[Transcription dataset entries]
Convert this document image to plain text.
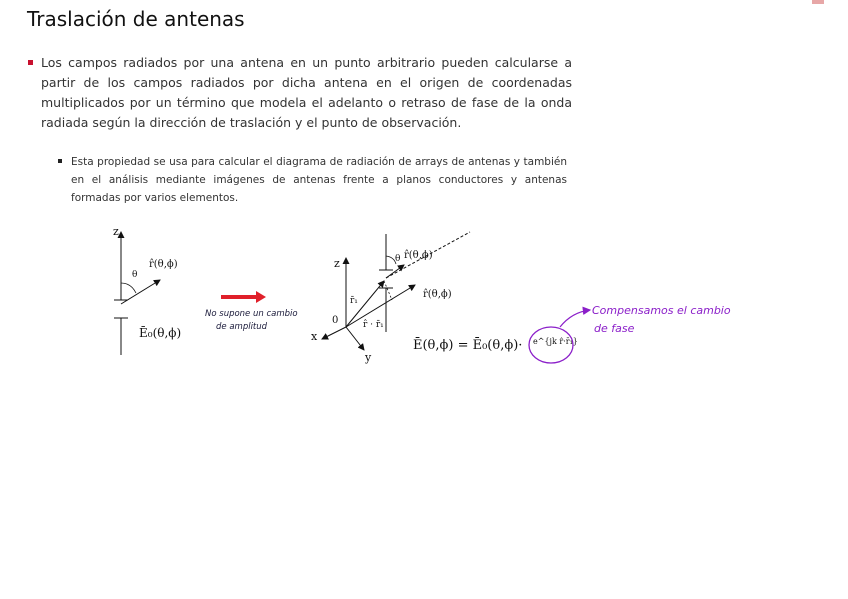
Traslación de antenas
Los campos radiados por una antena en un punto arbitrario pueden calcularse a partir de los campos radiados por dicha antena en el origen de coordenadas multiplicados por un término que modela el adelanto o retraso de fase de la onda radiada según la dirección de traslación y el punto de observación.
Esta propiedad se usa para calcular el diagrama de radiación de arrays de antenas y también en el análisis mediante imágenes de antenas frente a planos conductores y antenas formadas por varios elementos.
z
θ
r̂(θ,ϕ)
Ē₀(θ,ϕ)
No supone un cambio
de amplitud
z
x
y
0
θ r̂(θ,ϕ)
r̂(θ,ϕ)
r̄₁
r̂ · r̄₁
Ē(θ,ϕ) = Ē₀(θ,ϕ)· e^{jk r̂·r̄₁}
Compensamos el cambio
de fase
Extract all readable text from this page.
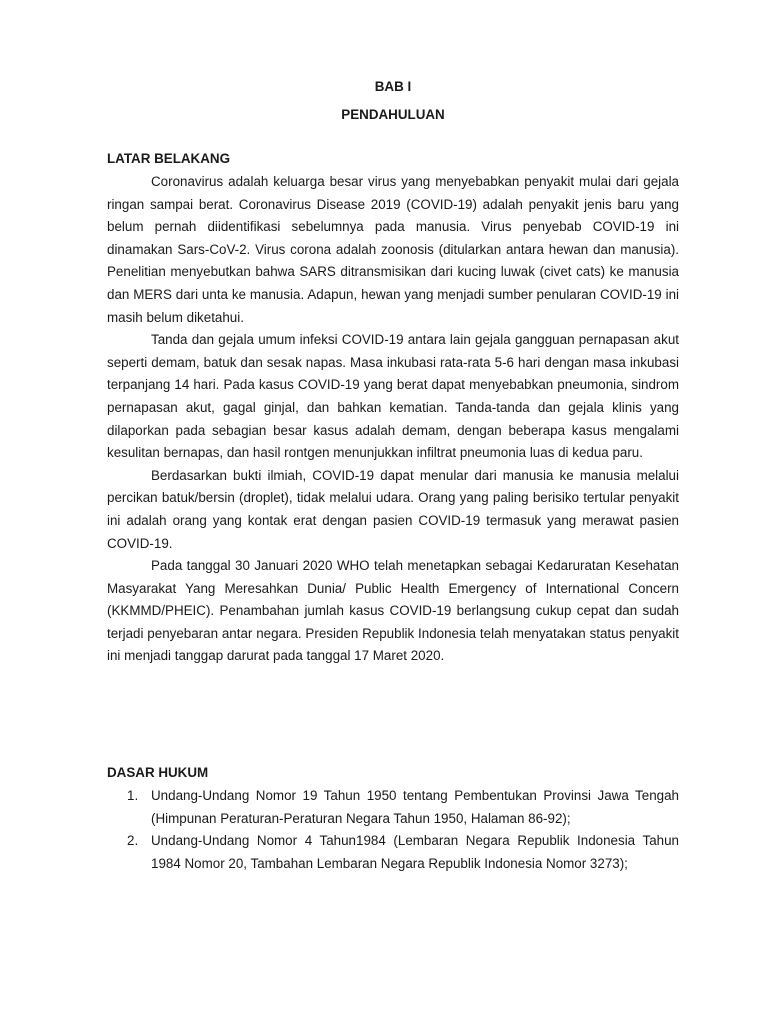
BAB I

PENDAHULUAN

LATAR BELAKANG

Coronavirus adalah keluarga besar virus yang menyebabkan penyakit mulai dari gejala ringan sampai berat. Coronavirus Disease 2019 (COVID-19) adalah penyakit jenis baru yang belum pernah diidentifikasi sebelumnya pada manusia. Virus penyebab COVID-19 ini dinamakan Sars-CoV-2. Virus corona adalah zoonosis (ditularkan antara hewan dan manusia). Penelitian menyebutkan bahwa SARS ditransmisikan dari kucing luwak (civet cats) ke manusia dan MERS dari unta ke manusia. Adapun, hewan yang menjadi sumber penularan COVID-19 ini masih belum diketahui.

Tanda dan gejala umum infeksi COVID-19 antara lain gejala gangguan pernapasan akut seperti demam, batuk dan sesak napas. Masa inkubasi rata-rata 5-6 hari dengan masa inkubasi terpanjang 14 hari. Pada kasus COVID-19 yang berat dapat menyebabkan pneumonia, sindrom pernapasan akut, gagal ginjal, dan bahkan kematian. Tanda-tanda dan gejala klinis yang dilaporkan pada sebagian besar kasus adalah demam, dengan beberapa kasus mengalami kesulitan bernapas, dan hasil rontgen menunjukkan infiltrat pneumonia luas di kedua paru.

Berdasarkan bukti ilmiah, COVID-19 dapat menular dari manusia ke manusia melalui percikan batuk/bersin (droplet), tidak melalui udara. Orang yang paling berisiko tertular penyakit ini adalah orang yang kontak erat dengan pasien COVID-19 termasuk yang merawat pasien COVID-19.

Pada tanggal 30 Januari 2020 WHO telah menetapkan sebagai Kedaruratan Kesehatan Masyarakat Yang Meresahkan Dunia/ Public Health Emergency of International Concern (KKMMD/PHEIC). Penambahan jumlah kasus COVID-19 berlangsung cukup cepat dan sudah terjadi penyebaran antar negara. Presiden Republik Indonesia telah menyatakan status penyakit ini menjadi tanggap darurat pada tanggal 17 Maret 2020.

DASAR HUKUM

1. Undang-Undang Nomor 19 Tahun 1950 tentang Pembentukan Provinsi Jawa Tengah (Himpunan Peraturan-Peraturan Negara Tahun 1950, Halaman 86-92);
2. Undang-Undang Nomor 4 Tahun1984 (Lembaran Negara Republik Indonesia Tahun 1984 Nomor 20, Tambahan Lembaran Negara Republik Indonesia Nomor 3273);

...

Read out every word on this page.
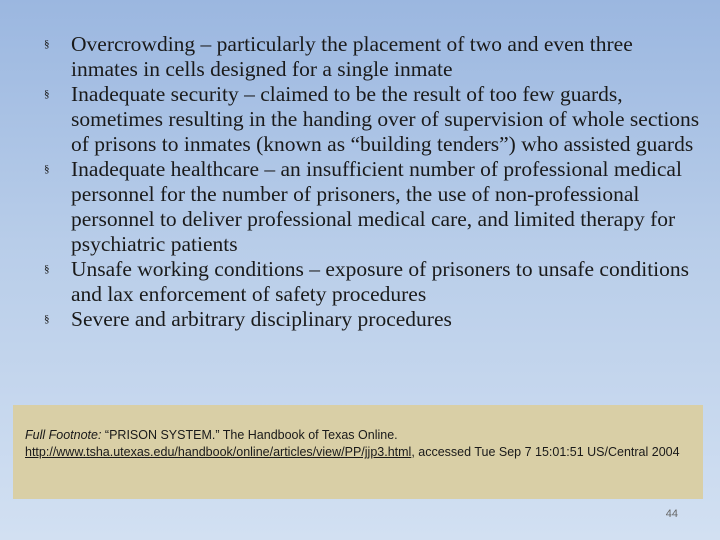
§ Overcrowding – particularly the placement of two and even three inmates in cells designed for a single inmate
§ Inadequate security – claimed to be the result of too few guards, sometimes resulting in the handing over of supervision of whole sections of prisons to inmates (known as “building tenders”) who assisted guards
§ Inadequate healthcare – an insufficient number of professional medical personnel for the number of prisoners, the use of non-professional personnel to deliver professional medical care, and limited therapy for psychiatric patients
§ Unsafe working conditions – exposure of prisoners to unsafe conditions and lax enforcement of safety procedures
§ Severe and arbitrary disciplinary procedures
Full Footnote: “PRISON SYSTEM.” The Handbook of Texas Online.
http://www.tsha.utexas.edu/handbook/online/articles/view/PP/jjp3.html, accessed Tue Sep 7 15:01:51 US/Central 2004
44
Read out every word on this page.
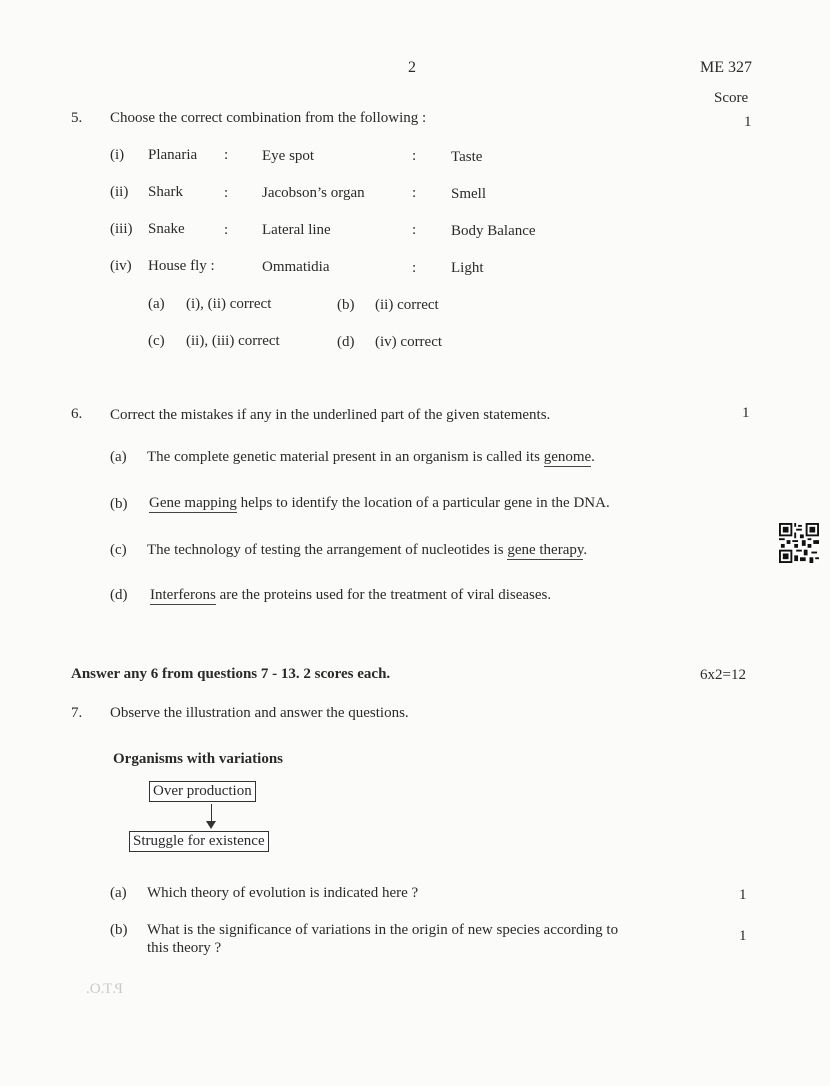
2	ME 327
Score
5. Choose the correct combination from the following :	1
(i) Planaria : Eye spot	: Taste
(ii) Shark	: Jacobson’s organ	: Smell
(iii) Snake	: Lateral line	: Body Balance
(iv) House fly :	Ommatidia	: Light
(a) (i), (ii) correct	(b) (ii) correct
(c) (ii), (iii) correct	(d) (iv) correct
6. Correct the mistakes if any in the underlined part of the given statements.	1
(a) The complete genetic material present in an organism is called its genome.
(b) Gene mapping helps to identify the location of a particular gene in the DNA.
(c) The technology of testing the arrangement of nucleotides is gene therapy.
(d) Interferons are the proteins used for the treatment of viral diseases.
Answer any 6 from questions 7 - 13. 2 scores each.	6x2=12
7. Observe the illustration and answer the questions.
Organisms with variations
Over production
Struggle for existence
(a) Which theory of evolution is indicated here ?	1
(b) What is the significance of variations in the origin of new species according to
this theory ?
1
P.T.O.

● **DIRECTIONS**
All of the lines above that carry the string "theory" need to be found and copied.

● **WRITTEN REPLY**
(a) Which theory of evolution is indicated here ?	1
this theory ?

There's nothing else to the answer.